§ **Brief**: Keep the pictures out of the copy and repeat the records exactly.

§ **Exercise inputs**:
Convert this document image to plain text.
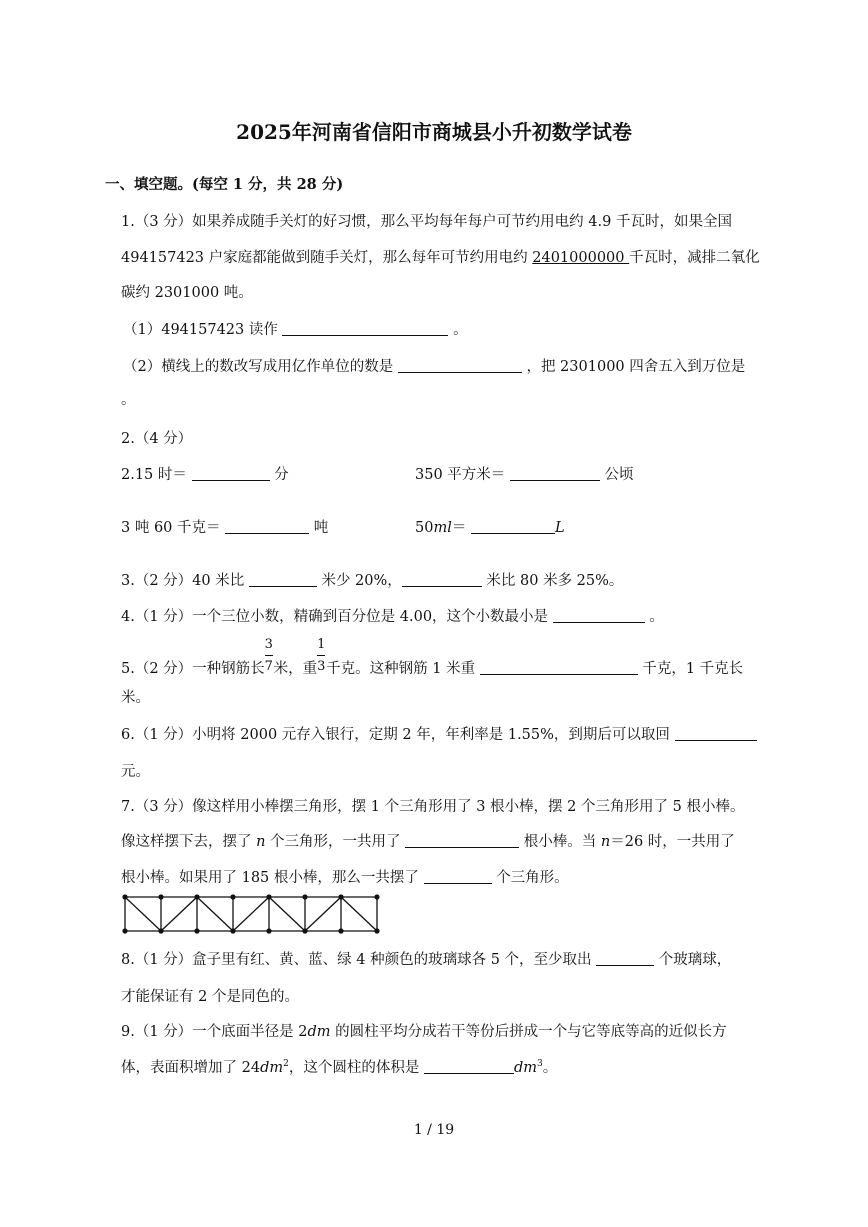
2025年河南省信阳市商城县小升初数学试卷
一、填空题。(每空 1 分，共 28 分)
1.（3 分）如果养成随手关灯的好习惯，那么平均每年每户可节约用电约 4.9 千瓦时，如果全国
494157423 户家庭都能做到随手关灯，那么每年可节约用电约 2401000000 千瓦时，减排二氧化
碳约 2301000 吨。
（1）494157423 读作	。
（2）横线上的数改写成用亿作单位的数是	，把 2301000 四舍五入到万位是
。
2.（4 分）
2.15 时＝	分	350 平方米＝	公顷
3 吨 60 千克＝	吨	50ml＝	L
3.（2 分）40 米比	米少 20%，	米比 80 米多 25%。
4.（1 分）一个三位小数，精确到百分位是 4.00，这个小数最小是	。
5.（2 分）一种钢筋长 $\frac{3}{7}$ 米，重 $\frac{1}{3}$ 千克。这种钢筋 1 米重	千克，1 千克长
米。
6.（1 分）小明将 2000 元存入银行，定期 2 年，年利率是 1.55%，到期后可以取回
元。
7.（3 分）像这样用小棒摆三角形，摆 1 个三角形用了 3 根小棒，摆 2 个三角形用了 5 根小棒。
像这样摆下去，摆了 n 个三角形，一共用了	根小棒。当 n＝26 时，一共用了
根小棒。如果用了 185 根小棒，那么一共摆了	个三角形。
8.（1 分）盒子里有红、黄、蓝、绿 4 种颜色的玻璃球各 5 个，至少取出	个玻璃球，
才能保证有 2 个是同色的。
9.（1 分）一个底面半径是 2dm 的圆柱平均分成若干等份后拼成一个与它等底等高的近似长方
体，表面积增加了 $24dm^2$，这个圆柱的体积是	$dm^3$。
1 / 19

§ **Worked solution**:
Convert this document image to plain text.
2025年河南省信阳市商城县小升初数学试卷
一、填空题。(每空 1 分，共 28 分)
1.（3 分）如果养成随手关灯的好习惯，那么平均每年每户可节约用电约 4.9 千瓦时，如果全国
494157423 户家庭都能做到随手关灯，那么每年可节约用电约 2401000000 千瓦时，减排二氧化
碳约 2301000 吨。
（1）494157423 读作	。
（2）横线上的数改写成用亿作单位的数是	，把 2301000 四舍五入到万位是
。
2.（4 分）
2.15 时＝	分	350 平方米＝	公顷
3 吨 60 千克＝	吨	50ml＝	L
3.（2 分）40 米比	米少 20%，	米比 80 米多 25%。
4.（1 分）一个三位小数，精确到百分位是 4.00，这个小数最小是	。
5.（2 分）一种钢筋长 $\frac{3}{7}$ 米，重 $\frac{1}{3}$ 千克。这种钢筋 1 米重	千克，1 千克长
米。
6.（1 分）小明将 2000 元存入银行，定期 2 年，年利率是 1.55%，到期后可以取回
元。
7.（3 分）像这样用小棒摆三角形，摆 1 个三角形用了 3 根小棒，摆 2 个三角形用了 5 根小棒。
像这样摆下去，摆了 n 个三角形，一共用了	根小棒。当 n＝26 时，一共用了
根小棒。如果用了 185 根小棒，那么一共摆了	个三角形。
8.（1 分）盒子里有红、黄、蓝、绿 4 种颜色的玻璃球各 5 个，至少取出	个玻璃球，
才能保证有 2 个是同色的。
9.（1 分）一个底面半径是 2dm 的圆柱平均分成若干等份后拼成一个与它等底等高的近似长方
体，表面积增加了 $24dm^2$，这个圆柱的体积是	$dm^3$。
1 / 19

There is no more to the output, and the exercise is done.